- Exercise description -
Write out the lines from the line containing "What data populates" through the final line of the listing below, exactly, omitting every other line.

***** Task input

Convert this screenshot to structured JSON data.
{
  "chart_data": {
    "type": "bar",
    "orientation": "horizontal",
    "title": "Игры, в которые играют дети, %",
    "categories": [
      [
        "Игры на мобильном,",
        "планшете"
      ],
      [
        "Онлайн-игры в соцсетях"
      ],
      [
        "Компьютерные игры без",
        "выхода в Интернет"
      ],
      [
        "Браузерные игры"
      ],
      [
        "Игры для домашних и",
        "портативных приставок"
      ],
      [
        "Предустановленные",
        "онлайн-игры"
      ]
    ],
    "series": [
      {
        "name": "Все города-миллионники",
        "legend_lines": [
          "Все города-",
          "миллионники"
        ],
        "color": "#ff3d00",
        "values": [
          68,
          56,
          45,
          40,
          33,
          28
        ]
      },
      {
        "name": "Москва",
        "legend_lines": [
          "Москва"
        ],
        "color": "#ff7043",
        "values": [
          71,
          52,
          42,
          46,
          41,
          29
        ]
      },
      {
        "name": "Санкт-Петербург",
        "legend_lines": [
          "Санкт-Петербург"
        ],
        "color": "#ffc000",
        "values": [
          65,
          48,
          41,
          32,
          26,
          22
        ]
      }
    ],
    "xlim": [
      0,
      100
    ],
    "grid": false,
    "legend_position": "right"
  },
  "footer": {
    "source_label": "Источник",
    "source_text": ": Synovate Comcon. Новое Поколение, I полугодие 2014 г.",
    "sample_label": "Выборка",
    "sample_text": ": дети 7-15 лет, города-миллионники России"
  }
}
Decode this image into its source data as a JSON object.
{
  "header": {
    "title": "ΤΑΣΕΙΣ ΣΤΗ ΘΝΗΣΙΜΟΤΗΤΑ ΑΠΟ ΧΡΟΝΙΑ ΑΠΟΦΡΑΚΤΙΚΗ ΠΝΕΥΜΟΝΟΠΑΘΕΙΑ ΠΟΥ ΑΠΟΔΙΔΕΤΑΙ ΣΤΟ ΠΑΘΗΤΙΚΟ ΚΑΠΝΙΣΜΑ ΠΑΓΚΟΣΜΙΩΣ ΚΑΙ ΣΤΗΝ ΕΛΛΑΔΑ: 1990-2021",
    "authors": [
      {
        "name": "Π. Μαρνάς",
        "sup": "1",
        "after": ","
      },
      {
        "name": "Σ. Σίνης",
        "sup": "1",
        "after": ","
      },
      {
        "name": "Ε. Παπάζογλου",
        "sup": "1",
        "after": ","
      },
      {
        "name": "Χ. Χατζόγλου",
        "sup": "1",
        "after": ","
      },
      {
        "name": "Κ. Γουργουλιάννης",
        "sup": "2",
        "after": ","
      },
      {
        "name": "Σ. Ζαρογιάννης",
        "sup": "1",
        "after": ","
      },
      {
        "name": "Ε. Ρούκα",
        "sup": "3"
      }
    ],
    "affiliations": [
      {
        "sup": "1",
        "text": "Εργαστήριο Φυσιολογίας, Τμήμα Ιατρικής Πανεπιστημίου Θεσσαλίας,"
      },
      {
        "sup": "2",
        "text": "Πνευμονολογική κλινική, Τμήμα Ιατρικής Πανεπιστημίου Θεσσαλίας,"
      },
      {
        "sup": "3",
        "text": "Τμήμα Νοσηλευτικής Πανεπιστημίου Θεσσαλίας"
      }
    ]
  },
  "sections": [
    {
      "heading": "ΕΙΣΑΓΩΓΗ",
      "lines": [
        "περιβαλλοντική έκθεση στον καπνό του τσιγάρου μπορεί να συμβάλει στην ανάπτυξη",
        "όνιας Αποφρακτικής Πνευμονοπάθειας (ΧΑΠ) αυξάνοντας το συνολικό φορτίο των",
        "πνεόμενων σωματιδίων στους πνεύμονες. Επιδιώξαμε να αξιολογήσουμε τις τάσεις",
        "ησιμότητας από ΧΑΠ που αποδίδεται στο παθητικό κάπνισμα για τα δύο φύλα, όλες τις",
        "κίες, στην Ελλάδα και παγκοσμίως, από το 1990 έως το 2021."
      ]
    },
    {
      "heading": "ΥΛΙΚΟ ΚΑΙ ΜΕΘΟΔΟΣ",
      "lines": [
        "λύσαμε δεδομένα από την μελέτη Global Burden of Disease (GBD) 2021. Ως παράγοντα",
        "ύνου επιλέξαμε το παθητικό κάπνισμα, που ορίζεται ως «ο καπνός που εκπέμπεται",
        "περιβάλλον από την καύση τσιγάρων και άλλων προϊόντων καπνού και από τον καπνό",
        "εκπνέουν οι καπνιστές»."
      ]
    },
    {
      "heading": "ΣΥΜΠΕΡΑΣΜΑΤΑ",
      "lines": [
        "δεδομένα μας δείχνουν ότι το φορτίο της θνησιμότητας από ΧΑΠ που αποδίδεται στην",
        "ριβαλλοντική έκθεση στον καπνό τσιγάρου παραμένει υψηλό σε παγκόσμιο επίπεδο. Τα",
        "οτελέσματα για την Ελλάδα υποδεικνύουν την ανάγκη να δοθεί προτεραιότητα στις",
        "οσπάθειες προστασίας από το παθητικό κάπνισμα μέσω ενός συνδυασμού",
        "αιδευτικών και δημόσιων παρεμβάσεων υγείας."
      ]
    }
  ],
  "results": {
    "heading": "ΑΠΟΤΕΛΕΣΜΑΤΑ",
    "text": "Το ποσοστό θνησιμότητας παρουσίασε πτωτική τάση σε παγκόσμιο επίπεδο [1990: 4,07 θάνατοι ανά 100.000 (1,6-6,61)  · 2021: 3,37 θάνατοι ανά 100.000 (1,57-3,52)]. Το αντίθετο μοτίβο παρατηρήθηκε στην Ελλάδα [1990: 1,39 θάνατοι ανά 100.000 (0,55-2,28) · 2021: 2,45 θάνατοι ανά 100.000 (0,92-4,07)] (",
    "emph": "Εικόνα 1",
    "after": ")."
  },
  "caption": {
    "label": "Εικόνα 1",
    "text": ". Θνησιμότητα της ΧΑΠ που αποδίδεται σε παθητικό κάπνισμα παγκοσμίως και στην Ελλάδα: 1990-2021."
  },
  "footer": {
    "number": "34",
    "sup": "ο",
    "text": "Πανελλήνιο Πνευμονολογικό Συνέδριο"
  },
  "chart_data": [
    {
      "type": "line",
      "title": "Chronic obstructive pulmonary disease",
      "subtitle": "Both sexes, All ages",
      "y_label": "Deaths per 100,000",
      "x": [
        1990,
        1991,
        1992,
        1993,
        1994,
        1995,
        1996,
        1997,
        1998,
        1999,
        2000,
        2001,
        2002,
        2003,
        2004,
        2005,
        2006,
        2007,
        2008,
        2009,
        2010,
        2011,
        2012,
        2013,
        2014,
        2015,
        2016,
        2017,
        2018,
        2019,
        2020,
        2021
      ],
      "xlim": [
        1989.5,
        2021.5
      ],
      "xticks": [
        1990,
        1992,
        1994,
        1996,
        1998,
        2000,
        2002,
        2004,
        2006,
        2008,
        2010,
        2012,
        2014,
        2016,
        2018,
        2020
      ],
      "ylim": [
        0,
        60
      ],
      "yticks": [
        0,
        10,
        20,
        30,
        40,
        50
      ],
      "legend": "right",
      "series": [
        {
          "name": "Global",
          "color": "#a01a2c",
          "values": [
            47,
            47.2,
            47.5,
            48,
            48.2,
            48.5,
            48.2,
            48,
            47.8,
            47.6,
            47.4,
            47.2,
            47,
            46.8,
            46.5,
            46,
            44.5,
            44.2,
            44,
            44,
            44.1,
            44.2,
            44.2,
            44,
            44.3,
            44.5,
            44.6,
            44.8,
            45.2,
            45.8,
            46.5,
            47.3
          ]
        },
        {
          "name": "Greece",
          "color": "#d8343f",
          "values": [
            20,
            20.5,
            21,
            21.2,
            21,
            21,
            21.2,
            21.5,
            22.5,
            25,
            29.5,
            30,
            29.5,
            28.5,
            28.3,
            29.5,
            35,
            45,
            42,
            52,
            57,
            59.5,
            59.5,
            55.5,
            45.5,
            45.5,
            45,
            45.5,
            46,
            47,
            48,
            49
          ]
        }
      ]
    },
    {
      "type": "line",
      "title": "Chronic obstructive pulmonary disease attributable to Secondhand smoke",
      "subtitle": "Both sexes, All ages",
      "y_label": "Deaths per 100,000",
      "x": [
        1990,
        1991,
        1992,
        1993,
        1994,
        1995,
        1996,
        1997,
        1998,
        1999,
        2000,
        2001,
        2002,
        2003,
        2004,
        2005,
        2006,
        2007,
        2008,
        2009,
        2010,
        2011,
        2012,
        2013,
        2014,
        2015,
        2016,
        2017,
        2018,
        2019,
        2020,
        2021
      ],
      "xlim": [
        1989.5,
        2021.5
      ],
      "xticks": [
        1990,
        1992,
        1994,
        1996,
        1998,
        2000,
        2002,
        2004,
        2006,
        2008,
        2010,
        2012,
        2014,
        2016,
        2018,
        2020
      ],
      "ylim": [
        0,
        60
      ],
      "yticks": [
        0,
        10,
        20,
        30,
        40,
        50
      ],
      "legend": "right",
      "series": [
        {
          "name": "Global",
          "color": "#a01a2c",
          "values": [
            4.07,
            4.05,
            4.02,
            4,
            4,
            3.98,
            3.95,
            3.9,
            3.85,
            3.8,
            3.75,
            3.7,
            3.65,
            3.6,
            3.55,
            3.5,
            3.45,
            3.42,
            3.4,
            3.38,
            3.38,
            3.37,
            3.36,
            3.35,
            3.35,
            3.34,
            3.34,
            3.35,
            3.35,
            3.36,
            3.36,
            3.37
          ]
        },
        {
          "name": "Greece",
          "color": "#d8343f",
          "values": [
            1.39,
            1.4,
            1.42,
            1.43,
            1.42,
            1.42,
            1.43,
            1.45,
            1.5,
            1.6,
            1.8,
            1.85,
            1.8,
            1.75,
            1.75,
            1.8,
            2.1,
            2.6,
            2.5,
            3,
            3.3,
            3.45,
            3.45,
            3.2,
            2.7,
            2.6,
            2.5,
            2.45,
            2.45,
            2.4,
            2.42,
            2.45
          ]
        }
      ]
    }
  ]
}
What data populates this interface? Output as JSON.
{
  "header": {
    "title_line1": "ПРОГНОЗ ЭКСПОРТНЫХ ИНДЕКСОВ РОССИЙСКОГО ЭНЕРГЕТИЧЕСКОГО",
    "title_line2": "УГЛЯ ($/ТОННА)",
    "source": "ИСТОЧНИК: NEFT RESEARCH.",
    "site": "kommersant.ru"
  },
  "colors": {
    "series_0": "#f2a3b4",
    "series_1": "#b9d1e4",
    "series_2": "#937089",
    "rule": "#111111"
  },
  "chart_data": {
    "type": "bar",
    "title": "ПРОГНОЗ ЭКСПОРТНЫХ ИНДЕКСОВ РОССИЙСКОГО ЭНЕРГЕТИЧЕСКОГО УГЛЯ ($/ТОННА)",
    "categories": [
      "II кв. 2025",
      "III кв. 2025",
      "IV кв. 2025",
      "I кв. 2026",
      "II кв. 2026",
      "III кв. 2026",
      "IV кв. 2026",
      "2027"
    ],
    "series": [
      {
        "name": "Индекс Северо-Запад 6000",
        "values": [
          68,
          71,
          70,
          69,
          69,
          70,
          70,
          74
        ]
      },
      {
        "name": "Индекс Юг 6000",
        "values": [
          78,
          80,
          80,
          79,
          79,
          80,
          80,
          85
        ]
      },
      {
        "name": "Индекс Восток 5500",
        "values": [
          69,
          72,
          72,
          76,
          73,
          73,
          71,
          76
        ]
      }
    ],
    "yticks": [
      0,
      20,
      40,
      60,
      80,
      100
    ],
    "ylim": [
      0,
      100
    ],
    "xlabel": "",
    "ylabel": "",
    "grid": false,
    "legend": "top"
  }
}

**********

- Output for this task -
What data populates this interface? Output as JSON.
{
  "header": {
    "title_line1": "ПРОГНОЗ ЭКСПОРТНЫХ ИНДЕКСОВ РОССИЙСКОГО ЭНЕРГЕТИЧЕСКОГО",
    "title_line2": "УГЛЯ ($/ТОННА)",
    "source": "ИСТОЧНИК: NEFT RESEARCH.",
    "site": "kommersant.ru"
  },
  "colors": {
    "series_0": "#f2a3b4",
    "series_1": "#b9d1e4",
    "series_2": "#937089",
    "rule": "#111111"
  },
  "chart_data": {
    "type": "bar",
    "title": "ПРОГНОЗ ЭКСПОРТНЫХ ИНДЕКСОВ РОССИЙСКОГО ЭНЕРГЕТИЧЕСКОГО УГЛЯ ($/ТОННА)",
    "categories": [
      "II кв. 2025",
      "III кв. 2025",
      "IV кв. 2025",
      "I кв. 2026",
      "II кв. 2026",
      "III кв. 2026",
      "IV кв. 2026",
      "2027"
    ],
    "series": [
      {
        "name": "Индекс Северо-Запад 6000",
        "values": [
          68,
          71,
          70,
          69,
          69,
          70,
          70,
          74
        ]
      },
      {
        "name": "Индекс Юг 6000",
        "values": [
          78,
          80,
          80,
          79,
          79,
          80,
          80,
          85
        ]
      },
      {
        "name": "Индекс Восток 5500",
        "values": [
          69,
          72,
          72,
          76,
          73,
          73,
          71,
          76
        ]
      }
    ],
    "yticks": [
      0,
      20,
      40,
      60,
      80,
      100
    ],
    "ylim": [
      0,
      100
    ],
    "xlabel": "",
    "ylabel": "",
    "grid": false,
    "legend": "top"
  }
}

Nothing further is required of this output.